What this task involves | Of the lines in the records that follow, how many include the word "grid"? Answer with a bare number.

Data listing |
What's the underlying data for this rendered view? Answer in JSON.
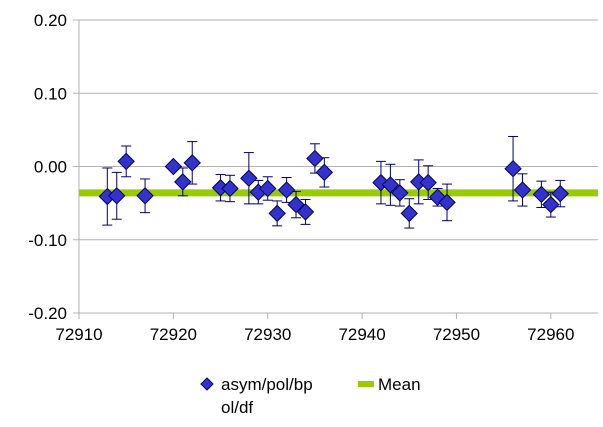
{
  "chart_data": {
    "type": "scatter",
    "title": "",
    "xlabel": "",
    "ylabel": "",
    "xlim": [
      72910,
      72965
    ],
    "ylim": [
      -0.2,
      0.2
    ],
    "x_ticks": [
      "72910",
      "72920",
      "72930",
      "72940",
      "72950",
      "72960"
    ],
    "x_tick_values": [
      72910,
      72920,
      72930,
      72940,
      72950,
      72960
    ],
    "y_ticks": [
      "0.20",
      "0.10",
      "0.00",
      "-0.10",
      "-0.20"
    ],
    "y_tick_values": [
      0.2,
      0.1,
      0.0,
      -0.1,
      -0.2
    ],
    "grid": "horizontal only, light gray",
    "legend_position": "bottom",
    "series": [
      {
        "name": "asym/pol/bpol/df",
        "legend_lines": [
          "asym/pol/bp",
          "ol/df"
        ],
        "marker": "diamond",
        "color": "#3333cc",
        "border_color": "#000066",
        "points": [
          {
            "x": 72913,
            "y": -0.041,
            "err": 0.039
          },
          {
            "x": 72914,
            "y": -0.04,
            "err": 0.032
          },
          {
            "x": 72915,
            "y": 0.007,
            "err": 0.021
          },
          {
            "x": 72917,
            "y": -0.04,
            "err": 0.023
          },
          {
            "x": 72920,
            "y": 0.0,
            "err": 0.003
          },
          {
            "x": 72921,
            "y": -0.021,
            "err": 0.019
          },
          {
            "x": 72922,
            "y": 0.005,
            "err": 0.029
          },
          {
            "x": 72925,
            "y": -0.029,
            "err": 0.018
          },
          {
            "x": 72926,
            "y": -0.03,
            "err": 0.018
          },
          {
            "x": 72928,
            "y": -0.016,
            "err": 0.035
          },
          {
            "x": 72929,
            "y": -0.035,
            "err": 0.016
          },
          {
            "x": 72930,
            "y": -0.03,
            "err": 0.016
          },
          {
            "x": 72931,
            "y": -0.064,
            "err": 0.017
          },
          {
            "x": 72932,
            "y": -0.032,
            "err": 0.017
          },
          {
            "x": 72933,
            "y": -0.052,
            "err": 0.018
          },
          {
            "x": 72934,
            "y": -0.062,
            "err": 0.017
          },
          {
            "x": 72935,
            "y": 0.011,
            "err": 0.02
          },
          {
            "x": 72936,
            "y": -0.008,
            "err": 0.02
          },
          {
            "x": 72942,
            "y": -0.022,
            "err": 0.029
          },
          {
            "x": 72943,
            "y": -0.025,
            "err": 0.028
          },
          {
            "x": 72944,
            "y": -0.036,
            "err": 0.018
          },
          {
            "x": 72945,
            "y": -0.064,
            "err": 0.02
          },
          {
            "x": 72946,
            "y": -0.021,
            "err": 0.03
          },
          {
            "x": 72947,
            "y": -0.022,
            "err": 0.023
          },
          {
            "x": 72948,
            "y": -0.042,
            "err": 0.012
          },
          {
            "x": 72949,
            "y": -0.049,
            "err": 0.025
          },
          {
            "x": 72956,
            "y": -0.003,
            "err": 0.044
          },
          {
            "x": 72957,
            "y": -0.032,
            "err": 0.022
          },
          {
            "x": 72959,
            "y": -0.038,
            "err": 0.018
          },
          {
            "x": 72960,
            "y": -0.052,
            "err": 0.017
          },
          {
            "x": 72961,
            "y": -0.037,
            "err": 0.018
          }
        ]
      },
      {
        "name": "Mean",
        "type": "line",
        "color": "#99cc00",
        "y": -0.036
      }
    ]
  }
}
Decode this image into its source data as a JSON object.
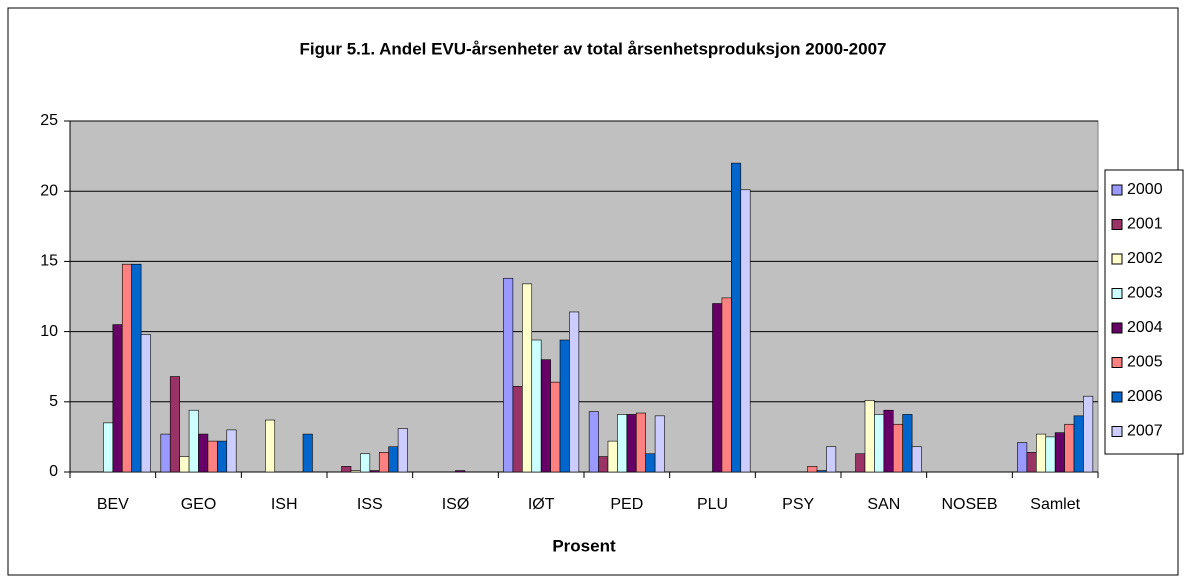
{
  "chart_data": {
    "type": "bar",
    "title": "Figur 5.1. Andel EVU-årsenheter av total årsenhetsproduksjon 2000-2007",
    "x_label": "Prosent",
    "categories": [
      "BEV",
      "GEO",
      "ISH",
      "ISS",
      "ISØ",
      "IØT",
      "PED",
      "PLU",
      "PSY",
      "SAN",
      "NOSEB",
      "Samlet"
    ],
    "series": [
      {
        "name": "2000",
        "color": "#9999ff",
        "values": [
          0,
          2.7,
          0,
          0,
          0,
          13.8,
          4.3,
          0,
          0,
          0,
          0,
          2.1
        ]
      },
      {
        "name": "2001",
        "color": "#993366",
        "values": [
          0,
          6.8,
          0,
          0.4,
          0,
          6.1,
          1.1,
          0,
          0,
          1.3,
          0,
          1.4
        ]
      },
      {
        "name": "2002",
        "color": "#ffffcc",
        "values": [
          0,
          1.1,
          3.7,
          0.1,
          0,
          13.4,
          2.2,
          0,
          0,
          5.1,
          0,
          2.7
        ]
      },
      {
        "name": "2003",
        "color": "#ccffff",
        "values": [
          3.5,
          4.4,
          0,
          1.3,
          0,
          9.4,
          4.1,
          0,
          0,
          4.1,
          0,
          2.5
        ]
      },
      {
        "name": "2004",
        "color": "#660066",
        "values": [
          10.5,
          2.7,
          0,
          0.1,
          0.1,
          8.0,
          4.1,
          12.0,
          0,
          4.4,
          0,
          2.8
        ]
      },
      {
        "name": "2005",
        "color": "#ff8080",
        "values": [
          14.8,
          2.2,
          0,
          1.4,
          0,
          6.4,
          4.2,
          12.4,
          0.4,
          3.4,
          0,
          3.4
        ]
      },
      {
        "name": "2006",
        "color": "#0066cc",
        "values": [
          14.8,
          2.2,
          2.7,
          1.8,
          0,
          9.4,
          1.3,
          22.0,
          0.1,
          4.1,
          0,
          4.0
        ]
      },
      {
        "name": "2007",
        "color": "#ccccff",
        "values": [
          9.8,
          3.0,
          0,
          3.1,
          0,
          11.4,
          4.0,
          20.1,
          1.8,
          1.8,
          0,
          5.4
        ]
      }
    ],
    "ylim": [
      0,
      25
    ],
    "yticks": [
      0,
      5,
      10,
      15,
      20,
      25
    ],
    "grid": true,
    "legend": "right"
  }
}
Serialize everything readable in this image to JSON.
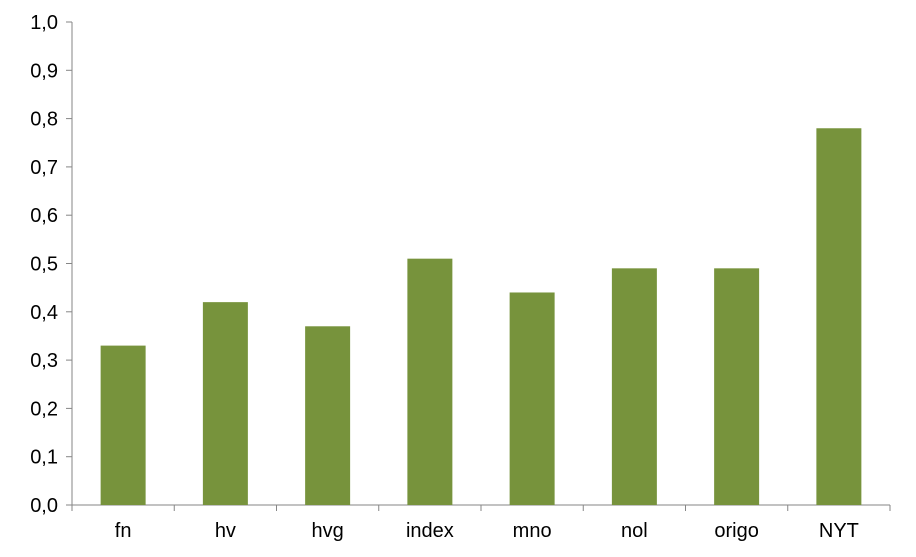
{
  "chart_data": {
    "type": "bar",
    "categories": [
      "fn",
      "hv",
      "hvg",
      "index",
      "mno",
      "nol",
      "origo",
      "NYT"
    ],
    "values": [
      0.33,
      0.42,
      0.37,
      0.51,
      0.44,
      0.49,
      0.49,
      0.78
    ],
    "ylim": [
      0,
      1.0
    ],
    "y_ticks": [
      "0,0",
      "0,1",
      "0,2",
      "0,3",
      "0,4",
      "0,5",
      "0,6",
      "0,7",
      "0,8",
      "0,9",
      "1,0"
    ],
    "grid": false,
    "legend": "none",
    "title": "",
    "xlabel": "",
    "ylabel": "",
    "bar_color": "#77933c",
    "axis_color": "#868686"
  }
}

Exercise answer | 3